_EXERCISE_
Count how many lines in this material contain "layer". The answer is that number alone.

# start of DATA SUPPLIED

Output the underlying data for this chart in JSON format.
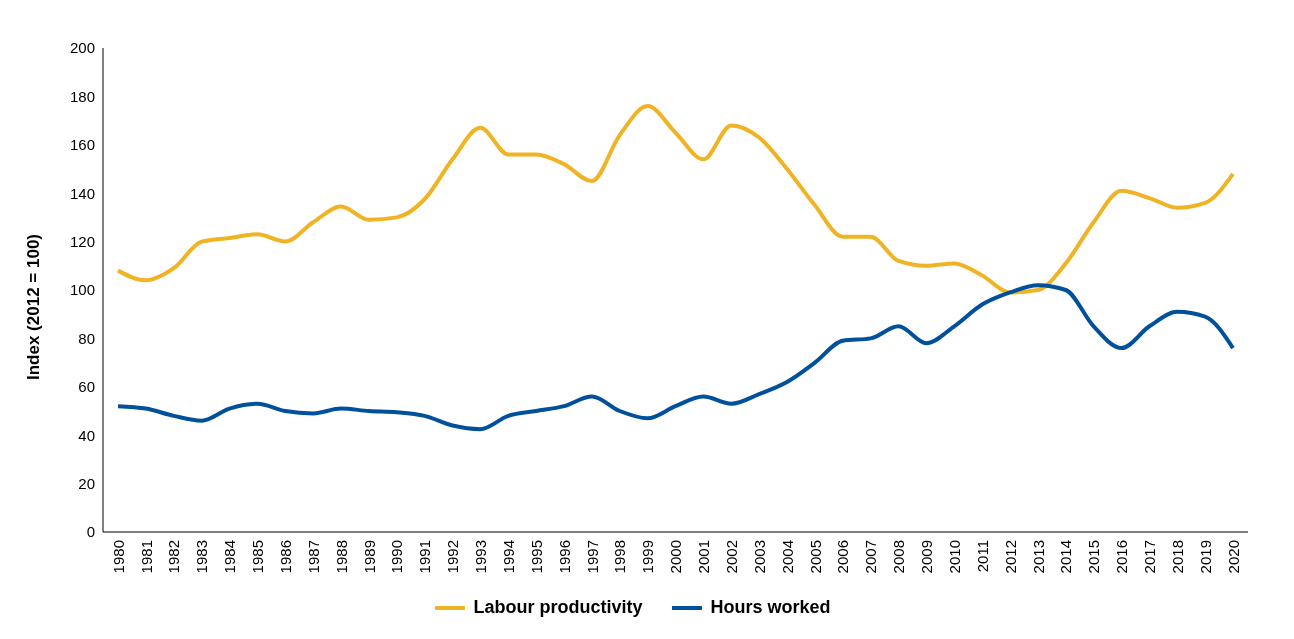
{
  "chart_data": {
    "type": "line",
    "ylabel": "Index (2012 = 100)",
    "categories": [
      "1980",
      "1981",
      "1982",
      "1983",
      "1984",
      "1985",
      "1986",
      "1987",
      "1988",
      "1989",
      "1990",
      "1991",
      "1992",
      "1993",
      "1994",
      "1995",
      "1996",
      "1997",
      "1998",
      "1999",
      "2000",
      "2001",
      "2002",
      "2003",
      "2004",
      "2005",
      "2006",
      "2007",
      "2008",
      "2009",
      "2010",
      "2011",
      "2012",
      "2013",
      "2014",
      "2015",
      "2016",
      "2017",
      "2018",
      "2019",
      "2020"
    ],
    "series": [
      {
        "name": "Labour productivity",
        "color": "#f0b323",
        "values": [
          108,
          104,
          109,
          120,
          121.5,
          123,
          120,
          128,
          134.5,
          129,
          130,
          137.5,
          154,
          167,
          156,
          156,
          152,
          145,
          164,
          176,
          165,
          154,
          168,
          163,
          150,
          135,
          122,
          122,
          112,
          110,
          111,
          106,
          99,
          100,
          111,
          128,
          141,
          138,
          134,
          136,
          148
        ]
      },
      {
        "name": "Hours worked",
        "color": "#00509b",
        "values": [
          52,
          51,
          48,
          46,
          51,
          53,
          50,
          49,
          51,
          50,
          49.5,
          48,
          44,
          42.5,
          48,
          50,
          52,
          56,
          50,
          47,
          52,
          56,
          53,
          57,
          62,
          70,
          79,
          80,
          85,
          78,
          85,
          94,
          99,
          102,
          100,
          85,
          76,
          85,
          91,
          89,
          76
        ]
      }
    ],
    "ylim": [
      0,
      200
    ],
    "yticks": [
      0,
      20,
      40,
      60,
      80,
      100,
      120,
      140,
      160,
      180,
      200
    ],
    "grid": false,
    "legend": "bottom",
    "marker": "none",
    "line_style": "solid"
  }
}
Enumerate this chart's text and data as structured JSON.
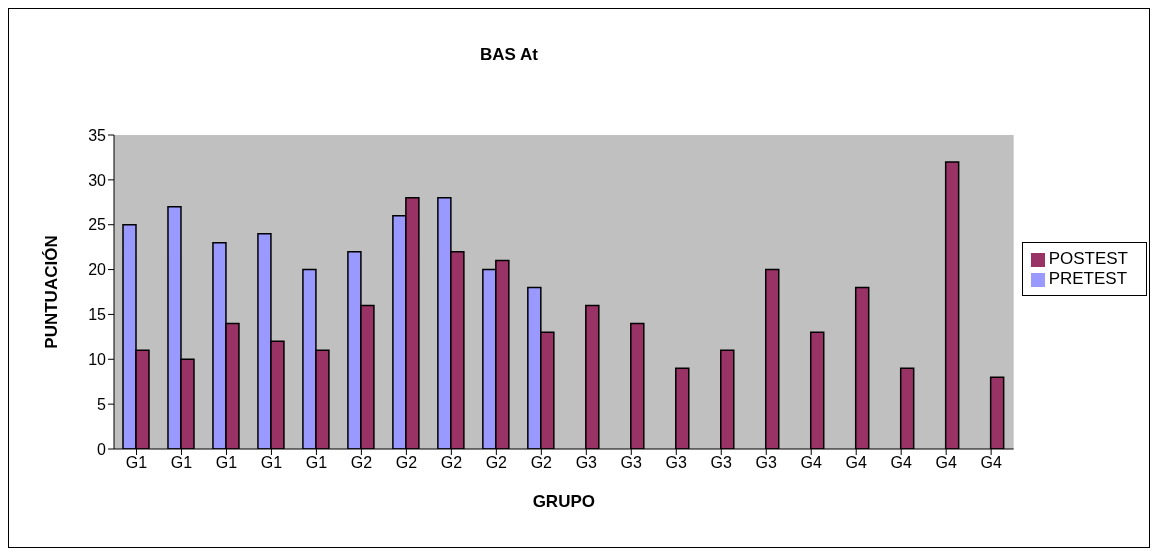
{
  "chart_data": {
    "type": "bar",
    "title": "BAS At",
    "xlabel": "GRUPO",
    "ylabel": "PUNTUACIÓN",
    "categories": [
      "G1",
      "G1",
      "G1",
      "G1",
      "G1",
      "G2",
      "G2",
      "G2",
      "G2",
      "G2",
      "G3",
      "G3",
      "G3",
      "G3",
      "G3",
      "G4",
      "G4",
      "G4",
      "G4",
      "G4"
    ],
    "series": [
      {
        "name": "PRETEST",
        "color": "#9999ff",
        "values": [
          25,
          27,
          23,
          24,
          20,
          22,
          26,
          28,
          20,
          18,
          null,
          null,
          null,
          null,
          null,
          null,
          null,
          null,
          null,
          null
        ]
      },
      {
        "name": "POSTEST",
        "color": "#993366",
        "values": [
          11,
          10,
          14,
          12,
          11,
          16,
          28,
          22,
          21,
          13,
          16,
          14,
          9,
          11,
          20,
          13,
          18,
          9,
          32,
          8
        ]
      }
    ],
    "ylim": [
      0,
      35
    ],
    "yticks": [
      0,
      5,
      10,
      15,
      20,
      25,
      30,
      35
    ],
    "grid": false,
    "legend": "right"
  }
}
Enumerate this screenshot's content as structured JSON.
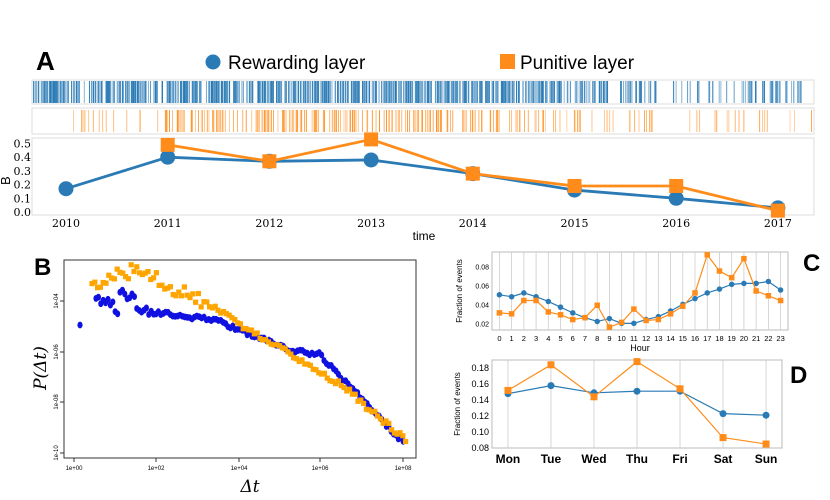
{
  "colors": {
    "blue": "#2a7ab5",
    "orange": "#ff8c1a",
    "dot_blue": "#1010e0",
    "dot_orange": "#ffa500",
    "grid": "#cccccc"
  },
  "panel_labels": {
    "a": "A",
    "b": "B",
    "c": "C",
    "d": "D"
  },
  "chart_data": [
    {
      "panel": "A",
      "type": "line",
      "legend": [
        "Rewarding layer",
        "Punitive layer"
      ],
      "legend_position": "top",
      "xlabel": "time",
      "ylabel": "B",
      "categories": [
        "2010",
        "2011",
        "2012",
        "2013",
        "2014",
        "2015",
        "2016",
        "2017"
      ],
      "yticks": [
        "0.0",
        "0.1",
        "0.2",
        "0.3",
        "0.4",
        "0.5"
      ],
      "ylim": [
        0,
        0.55
      ],
      "series": [
        {
          "name": "Rewarding layer",
          "values": [
            0.17,
            0.4,
            0.37,
            0.38,
            0.28,
            0.16,
            0.1,
            0.03
          ]
        },
        {
          "name": "Punitive layer",
          "values": [
            null,
            0.49,
            0.37,
            0.53,
            0.28,
            0.19,
            0.19,
            0.01
          ]
        }
      ]
    },
    {
      "panel": "B",
      "type": "scatter",
      "xlabel": "Δt",
      "ylabel": "P(Δt)",
      "xscale": "log",
      "yscale": "log",
      "xticks": [
        "1e+00",
        "1e+02",
        "1e+04",
        "1e+06",
        "1e+08"
      ],
      "yticks": [
        "1e-04",
        "1e-06",
        "1e-08",
        "1e-10"
      ]
    },
    {
      "panel": "C",
      "type": "line",
      "xlabel": "Hour",
      "ylabel": "Fraction of events",
      "categories": [
        "0",
        "1",
        "2",
        "3",
        "4",
        "5",
        "6",
        "7",
        "8",
        "9",
        "10",
        "11",
        "12",
        "13",
        "14",
        "15",
        "16",
        "17",
        "18",
        "19",
        "20",
        "21",
        "22",
        "23"
      ],
      "yticks": [
        "0.02",
        "0.04",
        "0.06",
        "0.08"
      ],
      "ylim": [
        0.013,
        0.095
      ],
      "grid": true,
      "series": [
        {
          "values": [
            0.05,
            0.048,
            0.052,
            0.048,
            0.043,
            0.037,
            0.031,
            0.026,
            0.022,
            0.025,
            0.02,
            0.02,
            0.024,
            0.027,
            0.033,
            0.04,
            0.046,
            0.052,
            0.056,
            0.061,
            0.062,
            0.062,
            0.064,
            0.055
          ]
        },
        {
          "values": [
            0.031,
            0.03,
            0.044,
            0.044,
            0.032,
            0.029,
            0.024,
            0.026,
            0.039,
            0.016,
            0.021,
            0.035,
            0.023,
            0.024,
            0.03,
            0.038,
            0.052,
            0.092,
            0.075,
            0.068,
            0.088,
            0.054,
            0.049,
            0.044
          ]
        }
      ]
    },
    {
      "panel": "D",
      "type": "line",
      "ylabel": "Fraction of events",
      "categories": [
        "Mon",
        "Tue",
        "Wed",
        "Thu",
        "Fri",
        "Sat",
        "Sun"
      ],
      "yticks": [
        "0.08",
        "0.10",
        "0.12",
        "0.14",
        "0.16",
        "0.18"
      ],
      "ylim": [
        0.08,
        0.19
      ],
      "grid": true,
      "series": [
        {
          "values": [
            0.148,
            0.158,
            0.149,
            0.151,
            0.151,
            0.123,
            0.121
          ]
        },
        {
          "values": [
            0.152,
            0.184,
            0.144,
            0.188,
            0.154,
            0.093,
            0.085
          ]
        }
      ]
    }
  ]
}
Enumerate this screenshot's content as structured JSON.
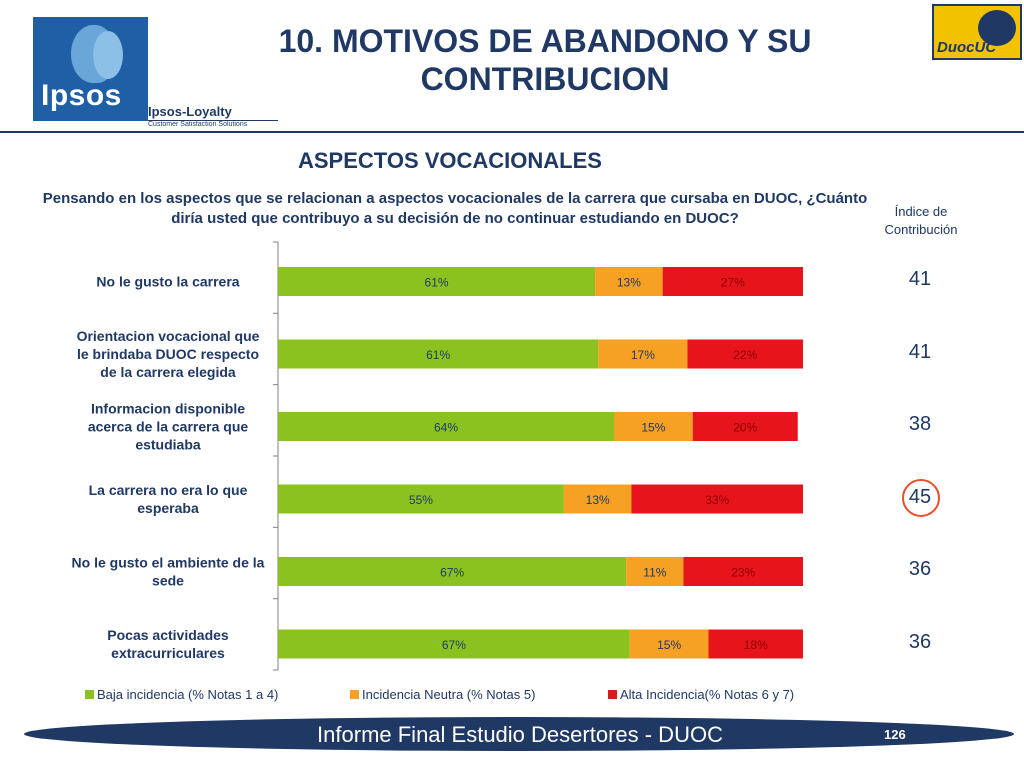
{
  "header": {
    "title_line1": "10. MOTIVOS DE ABANDONO Y SU",
    "title_line2": "CONTRIBUCION",
    "logo_ipsos": "Ipsos",
    "logo_loyalty_name": "Ipsos-Loyalty",
    "logo_loyalty_sub": "Customer Satisfaction Solutions",
    "logo_duoc": "DuocUC"
  },
  "subtitle": "ASPECTOS VOCACIONALES",
  "question": "Pensando en los aspectos que se relacionan a aspectos vocacionales de la carrera que cursaba en DUOC, ¿Cuánto diría usted que contribuyo a su decisión de no continuar estudiando en DUOC?",
  "index_header_line1": "Índice de",
  "index_header_line2": "Contribución",
  "index_values": [
    "41",
    "41",
    "38",
    "45",
    "36",
    "36"
  ],
  "highlighted_index": 3,
  "colors": {
    "low": "#8cc21f",
    "neutral": "#f7a124",
    "high": "#e8141c",
    "text": "#1f3864",
    "highlight": "#e8502a"
  },
  "chart_data": {
    "type": "bar",
    "orientation": "horizontal",
    "stacked": true,
    "categories": [
      [
        "No le gusto la carrera"
      ],
      [
        "Orientacion vocacional que",
        "le brindaba DUOC respecto",
        "de la carrera elegida"
      ],
      [
        "Informacion disponible",
        "acerca de la carrera que",
        "estudiaba"
      ],
      [
        "La carrera no era lo que",
        "esperaba"
      ],
      [
        "No le gusto el ambiente de la",
        "sede"
      ],
      [
        "Pocas actividades",
        "extracurriculares"
      ]
    ],
    "series": [
      {
        "name": "Baja incidencia (% Notas 1 a 4)",
        "values": [
          61,
          61,
          64,
          55,
          67,
          67
        ]
      },
      {
        "name": "Incidencia Neutra (% Notas 5)",
        "values": [
          13,
          17,
          15,
          13,
          11,
          15
        ]
      },
      {
        "name": "Alta Incidencia(% Notas 6 y 7)",
        "values": [
          27,
          22,
          20,
          33,
          23,
          18
        ]
      }
    ],
    "value_suffix": "%",
    "legend": "bottom"
  },
  "footer": {
    "text": "Informe Final Estudio Desertores - DUOC",
    "page": "126"
  }
}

# end of DATA SUPPLIED

_WORKED ANSWER_
4